▶ _DIRECTIVE_: The listing below should be copied in full, word for word.

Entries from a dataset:
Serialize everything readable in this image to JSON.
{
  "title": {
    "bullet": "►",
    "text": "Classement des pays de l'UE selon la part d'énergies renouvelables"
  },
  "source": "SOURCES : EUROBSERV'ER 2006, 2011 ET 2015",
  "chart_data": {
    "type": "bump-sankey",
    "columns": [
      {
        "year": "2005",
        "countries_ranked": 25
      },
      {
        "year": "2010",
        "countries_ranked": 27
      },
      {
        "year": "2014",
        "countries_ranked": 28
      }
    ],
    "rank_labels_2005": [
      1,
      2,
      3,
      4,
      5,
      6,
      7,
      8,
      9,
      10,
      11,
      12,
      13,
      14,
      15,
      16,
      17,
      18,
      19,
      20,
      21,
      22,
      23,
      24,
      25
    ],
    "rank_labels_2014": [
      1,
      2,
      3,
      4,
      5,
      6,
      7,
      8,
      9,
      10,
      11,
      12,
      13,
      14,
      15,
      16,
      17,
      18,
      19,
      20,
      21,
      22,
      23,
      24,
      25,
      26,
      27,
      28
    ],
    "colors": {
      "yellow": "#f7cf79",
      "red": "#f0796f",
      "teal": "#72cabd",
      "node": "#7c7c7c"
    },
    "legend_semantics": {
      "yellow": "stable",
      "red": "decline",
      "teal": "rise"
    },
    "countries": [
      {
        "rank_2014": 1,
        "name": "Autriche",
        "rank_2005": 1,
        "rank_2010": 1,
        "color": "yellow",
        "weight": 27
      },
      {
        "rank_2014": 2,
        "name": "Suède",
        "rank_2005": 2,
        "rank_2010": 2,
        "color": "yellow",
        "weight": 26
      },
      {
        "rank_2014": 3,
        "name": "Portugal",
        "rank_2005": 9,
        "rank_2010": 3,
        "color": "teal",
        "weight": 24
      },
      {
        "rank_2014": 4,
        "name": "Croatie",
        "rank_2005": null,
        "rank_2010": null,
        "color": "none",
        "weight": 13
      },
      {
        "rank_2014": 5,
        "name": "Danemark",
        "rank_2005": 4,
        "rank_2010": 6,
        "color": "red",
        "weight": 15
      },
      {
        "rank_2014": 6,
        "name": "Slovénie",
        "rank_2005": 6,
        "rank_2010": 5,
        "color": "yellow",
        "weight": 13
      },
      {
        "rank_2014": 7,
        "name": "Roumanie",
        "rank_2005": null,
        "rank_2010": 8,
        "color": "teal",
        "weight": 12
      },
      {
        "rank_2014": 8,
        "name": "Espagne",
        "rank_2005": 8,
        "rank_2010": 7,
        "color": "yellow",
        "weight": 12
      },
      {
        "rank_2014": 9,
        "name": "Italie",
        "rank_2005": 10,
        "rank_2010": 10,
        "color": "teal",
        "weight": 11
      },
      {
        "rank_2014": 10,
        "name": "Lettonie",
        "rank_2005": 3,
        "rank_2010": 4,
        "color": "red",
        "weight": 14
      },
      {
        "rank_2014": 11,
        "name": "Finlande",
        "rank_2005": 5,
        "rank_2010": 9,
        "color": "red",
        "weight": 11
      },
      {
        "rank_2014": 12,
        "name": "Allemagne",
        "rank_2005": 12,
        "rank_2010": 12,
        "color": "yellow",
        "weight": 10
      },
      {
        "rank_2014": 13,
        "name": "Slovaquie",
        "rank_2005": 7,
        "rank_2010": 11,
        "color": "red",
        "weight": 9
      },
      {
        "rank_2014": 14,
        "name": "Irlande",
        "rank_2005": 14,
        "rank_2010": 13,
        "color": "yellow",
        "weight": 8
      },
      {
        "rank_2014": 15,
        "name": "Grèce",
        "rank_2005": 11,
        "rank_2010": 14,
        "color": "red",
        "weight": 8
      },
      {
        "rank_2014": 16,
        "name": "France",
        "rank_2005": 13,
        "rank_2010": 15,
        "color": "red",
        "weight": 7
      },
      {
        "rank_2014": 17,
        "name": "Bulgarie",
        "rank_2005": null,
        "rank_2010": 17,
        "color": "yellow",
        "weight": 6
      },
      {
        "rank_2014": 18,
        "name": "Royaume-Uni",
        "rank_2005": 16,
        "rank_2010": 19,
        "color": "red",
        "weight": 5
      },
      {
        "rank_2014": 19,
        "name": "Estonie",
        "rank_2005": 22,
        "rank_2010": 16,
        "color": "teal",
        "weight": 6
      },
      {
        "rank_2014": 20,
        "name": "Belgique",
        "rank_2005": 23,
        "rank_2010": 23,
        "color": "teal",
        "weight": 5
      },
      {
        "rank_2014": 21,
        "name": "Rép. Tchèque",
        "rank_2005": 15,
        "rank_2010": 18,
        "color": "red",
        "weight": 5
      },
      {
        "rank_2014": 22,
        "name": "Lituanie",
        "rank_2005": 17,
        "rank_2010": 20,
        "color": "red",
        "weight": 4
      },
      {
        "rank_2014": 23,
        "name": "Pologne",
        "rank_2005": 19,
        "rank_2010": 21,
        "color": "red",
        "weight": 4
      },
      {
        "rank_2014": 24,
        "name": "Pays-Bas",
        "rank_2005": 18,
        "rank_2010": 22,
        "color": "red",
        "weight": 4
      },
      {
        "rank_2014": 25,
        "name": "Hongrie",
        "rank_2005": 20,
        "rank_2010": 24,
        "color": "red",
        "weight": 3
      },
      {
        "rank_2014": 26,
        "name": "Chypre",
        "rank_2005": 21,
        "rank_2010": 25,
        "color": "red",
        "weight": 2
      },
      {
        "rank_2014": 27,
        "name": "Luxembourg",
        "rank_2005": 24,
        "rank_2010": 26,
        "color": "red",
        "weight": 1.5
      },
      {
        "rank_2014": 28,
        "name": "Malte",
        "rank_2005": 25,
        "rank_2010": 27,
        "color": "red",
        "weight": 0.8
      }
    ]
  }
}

▶ _RESPONSE_:
Serialize everything readable in this image to JSON.
{
  "title": {
    "bullet": "►",
    "text": "Classement des pays de l'UE selon la part d'énergies renouvelables"
  },
  "source": "SOURCES : EUROBSERV'ER 2006, 2011 ET 2015",
  "chart_data": {
    "type": "bump-sankey",
    "columns": [
      {
        "year": "2005",
        "countries_ranked": 25
      },
      {
        "year": "2010",
        "countries_ranked": 27
      },
      {
        "year": "2014",
        "countries_ranked": 28
      }
    ],
    "rank_labels_2005": [
      1,
      2,
      3,
      4,
      5,
      6,
      7,
      8,
      9,
      10,
      11,
      12,
      13,
      14,
      15,
      16,
      17,
      18,
      19,
      20,
      21,
      22,
      23,
      24,
      25
    ],
    "rank_labels_2014": [
      1,
      2,
      3,
      4,
      5,
      6,
      7,
      8,
      9,
      10,
      11,
      12,
      13,
      14,
      15,
      16,
      17,
      18,
      19,
      20,
      21,
      22,
      23,
      24,
      25,
      26,
      27,
      28
    ],
    "colors": {
      "yellow": "#f7cf79",
      "red": "#f0796f",
      "teal": "#72cabd",
      "node": "#7c7c7c"
    },
    "legend_semantics": {
      "yellow": "stable",
      "red": "decline",
      "teal": "rise"
    },
    "countries": [
      {
        "rank_2014": 1,
        "name": "Autriche",
        "rank_2005": 1,
        "rank_2010": 1,
        "color": "yellow",
        "weight": 27
      },
      {
        "rank_2014": 2,
        "name": "Suède",
        "rank_2005": 2,
        "rank_2010": 2,
        "color": "yellow",
        "weight": 26
      },
      {
        "rank_2014": 3,
        "name": "Portugal",
        "rank_2005": 9,
        "rank_2010": 3,
        "color": "teal",
        "weight": 24
      },
      {
        "rank_2014": 4,
        "name": "Croatie",
        "rank_2005": null,
        "rank_2010": null,
        "color": "none",
        "weight": 13
      },
      {
        "rank_2014": 5,
        "name": "Danemark",
        "rank_2005": 4,
        "rank_2010": 6,
        "color": "red",
        "weight": 15
      },
      {
        "rank_2014": 6,
        "name": "Slovénie",
        "rank_2005": 6,
        "rank_2010": 5,
        "color": "yellow",
        "weight": 13
      },
      {
        "rank_2014": 7,
        "name": "Roumanie",
        "rank_2005": null,
        "rank_2010": 8,
        "color": "teal",
        "weight": 12
      },
      {
        "rank_2014": 8,
        "name": "Espagne",
        "rank_2005": 8,
        "rank_2010": 7,
        "color": "yellow",
        "weight": 12
      },
      {
        "rank_2014": 9,
        "name": "Italie",
        "rank_2005": 10,
        "rank_2010": 10,
        "color": "teal",
        "weight": 11
      },
      {
        "rank_2014": 10,
        "name": "Lettonie",
        "rank_2005": 3,
        "rank_2010": 4,
        "color": "red",
        "weight": 14
      },
      {
        "rank_2014": 11,
        "name": "Finlande",
        "rank_2005": 5,
        "rank_2010": 9,
        "color": "red",
        "weight": 11
      },
      {
        "rank_2014": 12,
        "name": "Allemagne",
        "rank_2005": 12,
        "rank_2010": 12,
        "color": "yellow",
        "weight": 10
      },
      {
        "rank_2014": 13,
        "name": "Slovaquie",
        "rank_2005": 7,
        "rank_2010": 11,
        "color": "red",
        "weight": 9
      },
      {
        "rank_2014": 14,
        "name": "Irlande",
        "rank_2005": 14,
        "rank_2010": 13,
        "color": "yellow",
        "weight": 8
      },
      {
        "rank_2014": 15,
        "name": "Grèce",
        "rank_2005": 11,
        "rank_2010": 14,
        "color": "red",
        "weight": 8
      },
      {
        "rank_2014": 16,
        "name": "France",
        "rank_2005": 13,
        "rank_2010": 15,
        "color": "red",
        "weight": 7
      },
      {
        "rank_2014": 17,
        "name": "Bulgarie",
        "rank_2005": null,
        "rank_2010": 17,
        "color": "yellow",
        "weight": 6
      },
      {
        "rank_2014": 18,
        "name": "Royaume-Uni",
        "rank_2005": 16,
        "rank_2010": 19,
        "color": "red",
        "weight": 5
      },
      {
        "rank_2014": 19,
        "name": "Estonie",
        "rank_2005": 22,
        "rank_2010": 16,
        "color": "teal",
        "weight": 6
      },
      {
        "rank_2014": 20,
        "name": "Belgique",
        "rank_2005": 23,
        "rank_2010": 23,
        "color": "teal",
        "weight": 5
      },
      {
        "rank_2014": 21,
        "name": "Rép. Tchèque",
        "rank_2005": 15,
        "rank_2010": 18,
        "color": "red",
        "weight": 5
      },
      {
        "rank_2014": 22,
        "name": "Lituanie",
        "rank_2005": 17,
        "rank_2010": 20,
        "color": "red",
        "weight": 4
      },
      {
        "rank_2014": 23,
        "name": "Pologne",
        "rank_2005": 19,
        "rank_2010": 21,
        "color": "red",
        "weight": 4
      },
      {
        "rank_2014": 24,
        "name": "Pays-Bas",
        "rank_2005": 18,
        "rank_2010": 22,
        "color": "red",
        "weight": 4
      },
      {
        "rank_2014": 25,
        "name": "Hongrie",
        "rank_2005": 20,
        "rank_2010": 24,
        "color": "red",
        "weight": 3
      },
      {
        "rank_2014": 26,
        "name": "Chypre",
        "rank_2005": 21,
        "rank_2010": 25,
        "color": "red",
        "weight": 2
      },
      {
        "rank_2014": 27,
        "name": "Luxembourg",
        "rank_2005": 24,
        "rank_2010": 26,
        "color": "red",
        "weight": 1.5
      },
      {
        "rank_2014": 28,
        "name": "Malte",
        "rank_2005": 25,
        "rank_2010": 27,
        "color": "red",
        "weight": 0.8
      }
    ]
  }
}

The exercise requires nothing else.